▶ **What is required**
Everything from the line that contains "Transcribe the text in this document." through the final line of the records below should be quoted exactly, except the pictures.

Data extracted from a collection
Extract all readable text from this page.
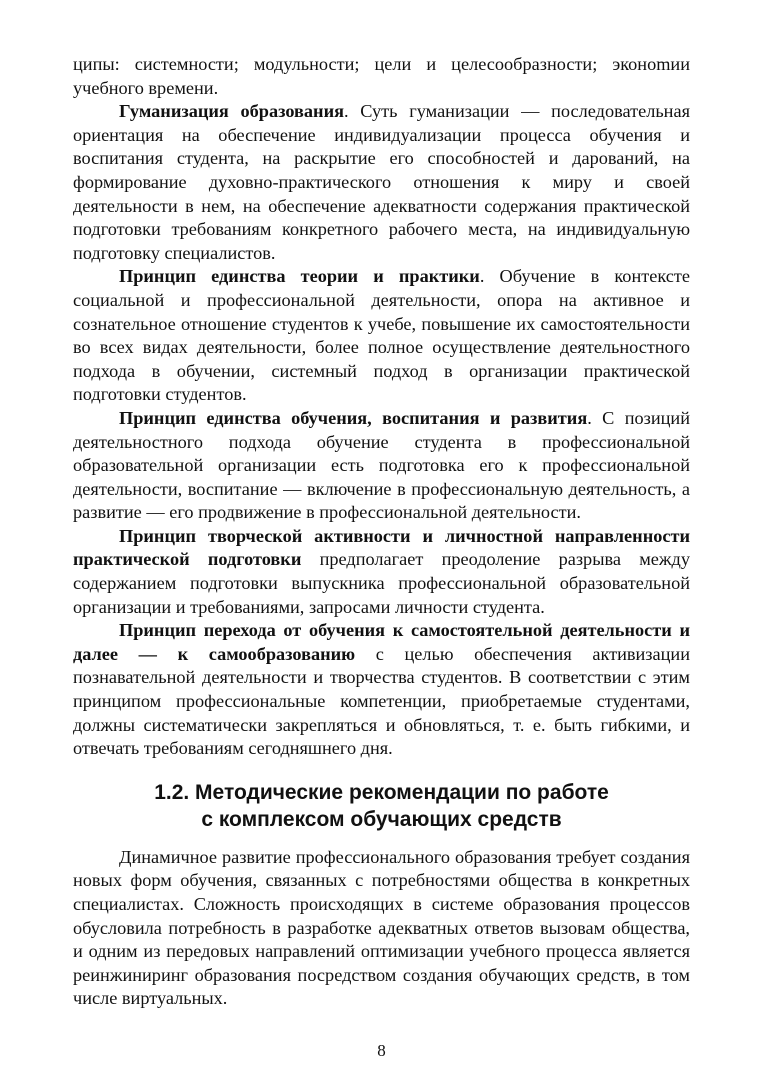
ципы: системности; модульности; цели и целесообразности; эконоmии учебного времени.

Гуманизация образования. Суть гуманизации — последовательная ориентация на обеспечение индивидуализации процесса обучения и воспитания студента, на раскрытие его способностей и дарований, на формирование духовно-практического отношения к миру и своей деятельности в нем, на обеспечение адекватности содержания практической подготовки требованиям конкретного рабочего места, на индивидуальную подготовку специалистов.

Принцип единства теории и практики. Обучение в контексте социальной и профессиональной деятельности, опора на активное и сознательное отношение студентов к учебе, повышение их самостоятельности во всех видах деятельности, более полное осуществление деятельностного подхода в обучении, системный подход в организации практической подготовки студентов.

Принцип единства обучения, воспитания и развития. С позиций деятельностного подхода обучение студента в профессиональной образовательной организации есть подготовка его к профессиональной деятельности, воспитание — включение в профессиональную деятельность, а развитие — его продвижение в профессиональной деятельности.

Принцип творческой активности и личностной направленности практической подготовки предполагает преодоление разрыва между содержанием подготовки выпускника профессиональной образовательной организации и требованиями, запросами личности студента.

Принцип перехода от обучения к самостоятельной деятельности и далее — к самообразованию с целью обеспечения активизации познавательной деятельности и творчества студентов. В соответствии с этим принципом профессиональные компетенции, приобретаемые студентами, должны систематически закрепляться и обновляться, т. е. быть гибкими, и отвечать требованиям сегодняшнего дня.

1.2. Методические рекомендации по работе
с комплексом обучающих средств

Динамичное развитие профессионального образования требует создания новых форм обучения, связанных с потребностями общества в конкретных специалистах. Сложность происходящих в системе образования процессов обусловила потребность в разработке адекватных ответов вызовам общества, и одним из передовых направлений оптимизации учебного процесса является реинжиниринг образования посредством создания обучающих средств, в том числе виртуальных.

8
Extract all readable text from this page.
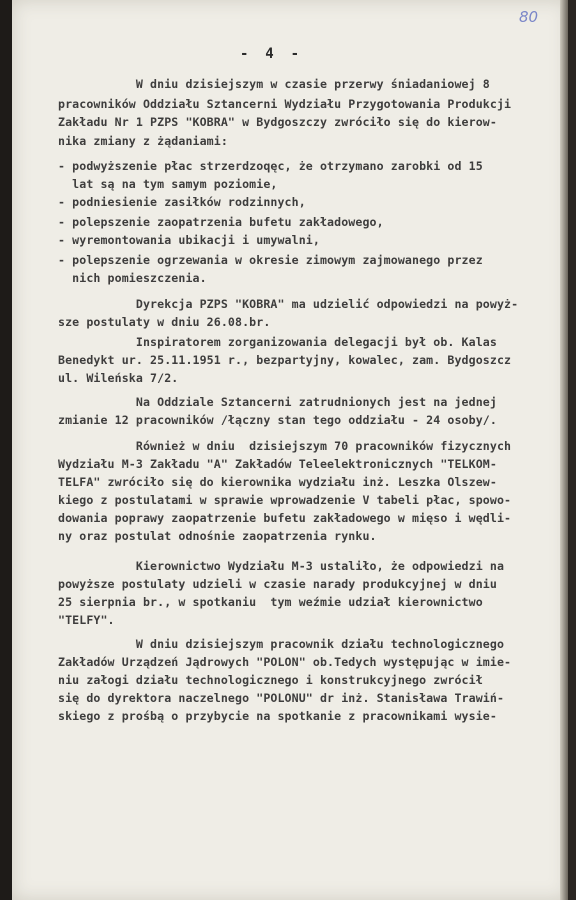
80
-  4  -
W dniu dzisiejszym w czasie przerwy śniadaniowej 8
pracowników Oddziału Sztancerni Wydziału Przygotowania Produkcji
Zakładu Nr 1 PZPS "KOBRA" w Bydgoszczy zwróciło się do kierow-
nika zmiany z żądaniami:
- podwyższenie płac strzerdzoqęc, że otrzymano zarobki od 15
lat są na tym samym poziomie,
- podniesienie zasiłków rodzinnych,
- polepszenie zaopatrzenia bufetu zakładowego,
- wyremontowania ubikacji i umywalni,
- polepszenie ogrzewania w okresie zimowym zajmowanego przez
nich pomieszczenia.
Dyrekcja PZPS "KOBRA" ma udzielić odpowiedzi na powyż-
sze postulaty w dniu 26.08.br.
Inspiratorem zorganizowania delegacji był ob. Kalas
Benedykt ur. 25.11.1951 r., bezpartyjny, kowalec, zam. Bydgoszcz
ul. Wileńska 7/2.
Na Oddziale Sztancerni zatrudnionych jest na jednej
zmianie 12 pracowników /łączny stan tego oddziału - 24 osoby/.
Również w dniu  dzisiejszym 70 pracowników fizycznych
Wydziału M-3 Zakładu "A" Zakładów Teleelektronicznych "TELKOM-
TELFA" zwróciło się do kierownika wydziału inż. Leszka Olszew-
kiego z postulatami w sprawie wprowadzenie V tabeli płac, spowo-
dowania poprawy zaopatrzenie bufetu zakładowego w mięso i wędli-
ny oraz postulat odnośnie zaopatrzenia rynku.
Kierownictwo Wydziału M-3 ustaliło, że odpowiedzi na
powyższe postulaty udzieli w czasie narady produkcyjnej w dniu
25 sierpnia br., w spotkaniu  tym weźmie udział kierownictwo
"TELFY".
W dniu dzisiejszym pracownik działu technologicznego
Zakładów Urządzeń Jądrowych "POLON" ob.Tedych występując w imie-
niu załogi działu technologicznego i konstrukcyjnego zwrócił
się do dyrektora naczelnego "POLONU" dr inż. Stanisława Trawiń-
skiego z prośbą o przybycie na spotkanie z pracownikami wysie-
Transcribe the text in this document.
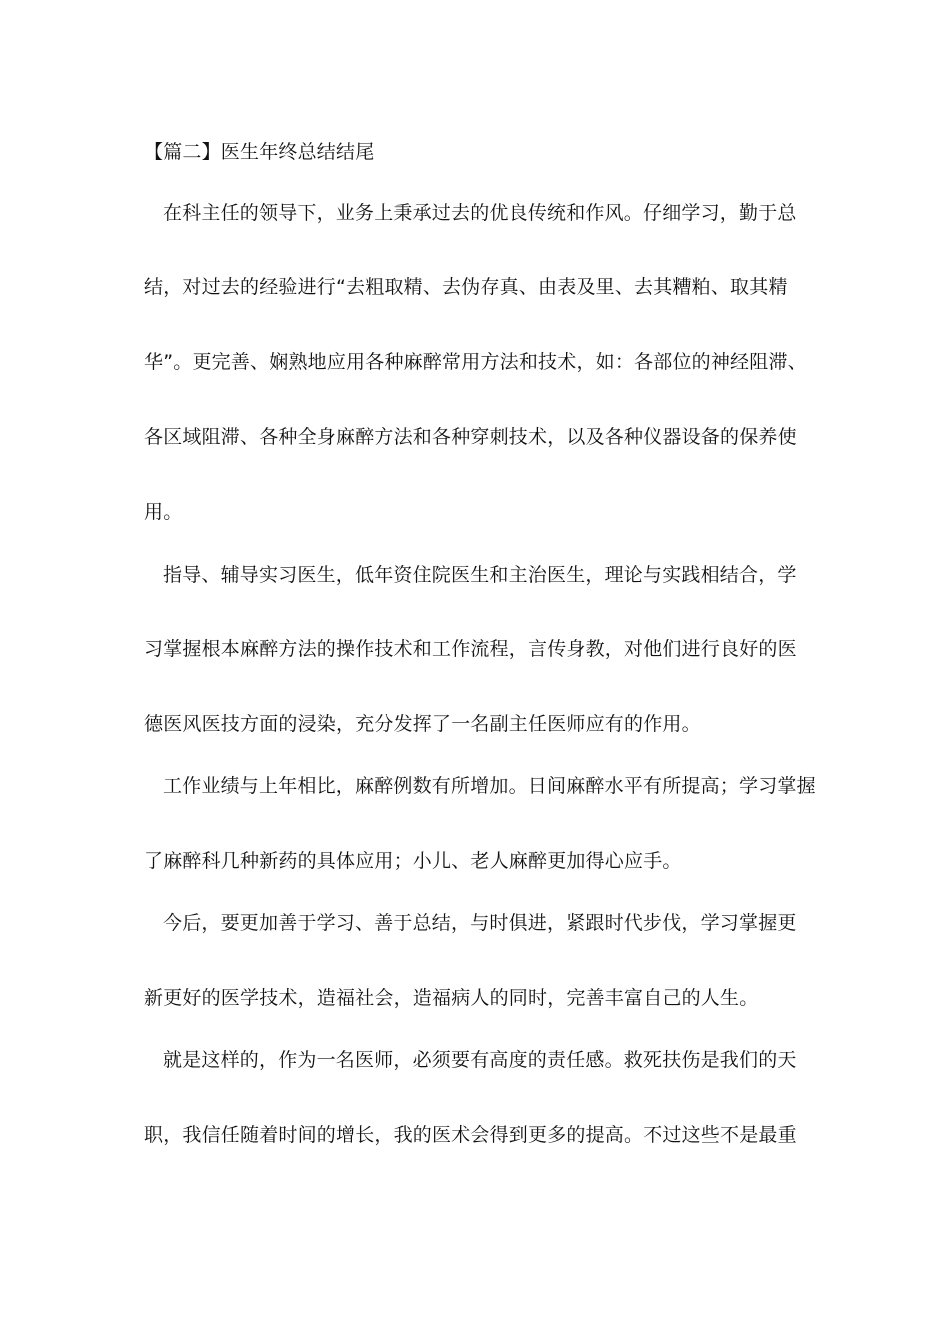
【篇二】医生年终总结结尾
在科主任的领导下，业务上秉承过去的优良传统和作风。仔细学习，勤于总
结，对过去的经验进行“去粗取精、去伪存真、由表及里、去其糟粕、取其精
华”。更完善、娴熟地应用各种麻醉常用方法和技术，如：各部位的神经阻滞、
各区域阻滞、各种全身麻醉方法和各种穿刺技术，以及各种仪器设备的保养使
用。
指导、辅导实习医生，低年资住院医生和主治医生，理论与实践相结合，学
习掌握根本麻醉方法的操作技术和工作流程，言传身教，对他们进行良好的医
德医风医技方面的浸染，充分发挥了一名副主任医师应有的作用。
工作业绩与上年相比，麻醉例数有所增加。日间麻醉水平有所提高；学习掌握
了麻醉科几种新药的具体应用；小儿、老人麻醉更加得心应手。
今后，要更加善于学习、善于总结，与时俱进，紧跟时代步伐，学习掌握更
新更好的医学技术，造福社会，造福病人的同时，完善丰富自己的人生。
就是这样的，作为一名医师，必须要有高度的责任感。救死扶伤是我们的天
职，我信任随着时间的增长，我的医术会得到更多的提高。不过这些不是最重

▶ **Answer for the task**
Transcribe the text in this document.
【篇二】医生年终总结结尾
在科主任的领导下，业务上秉承过去的优良传统和作风。仔细学习，勤于总
结，对过去的经验进行“去粗取精、去伪存真、由表及里、去其糟粕、取其精
华”。更完善、娴熟地应用各种麻醉常用方法和技术，如：各部位的神经阻滞、
各区域阻滞、各种全身麻醉方法和各种穿刺技术，以及各种仪器设备的保养使
用。
指导、辅导实习医生，低年资住院医生和主治医生，理论与实践相结合，学
习掌握根本麻醉方法的操作技术和工作流程，言传身教，对他们进行良好的医
德医风医技方面的浸染，充分发挥了一名副主任医师应有的作用。
工作业绩与上年相比，麻醉例数有所增加。日间麻醉水平有所提高；学习掌握
了麻醉科几种新药的具体应用；小儿、老人麻醉更加得心应手。
今后，要更加善于学习、善于总结，与时俱进，紧跟时代步伐，学习掌握更
新更好的医学技术，造福社会，造福病人的同时，完善丰富自己的人生。
就是这样的，作为一名医师，必须要有高度的责任感。救死扶伤是我们的天
职，我信任随着时间的增长，我的医术会得到更多的提高。不过这些不是最重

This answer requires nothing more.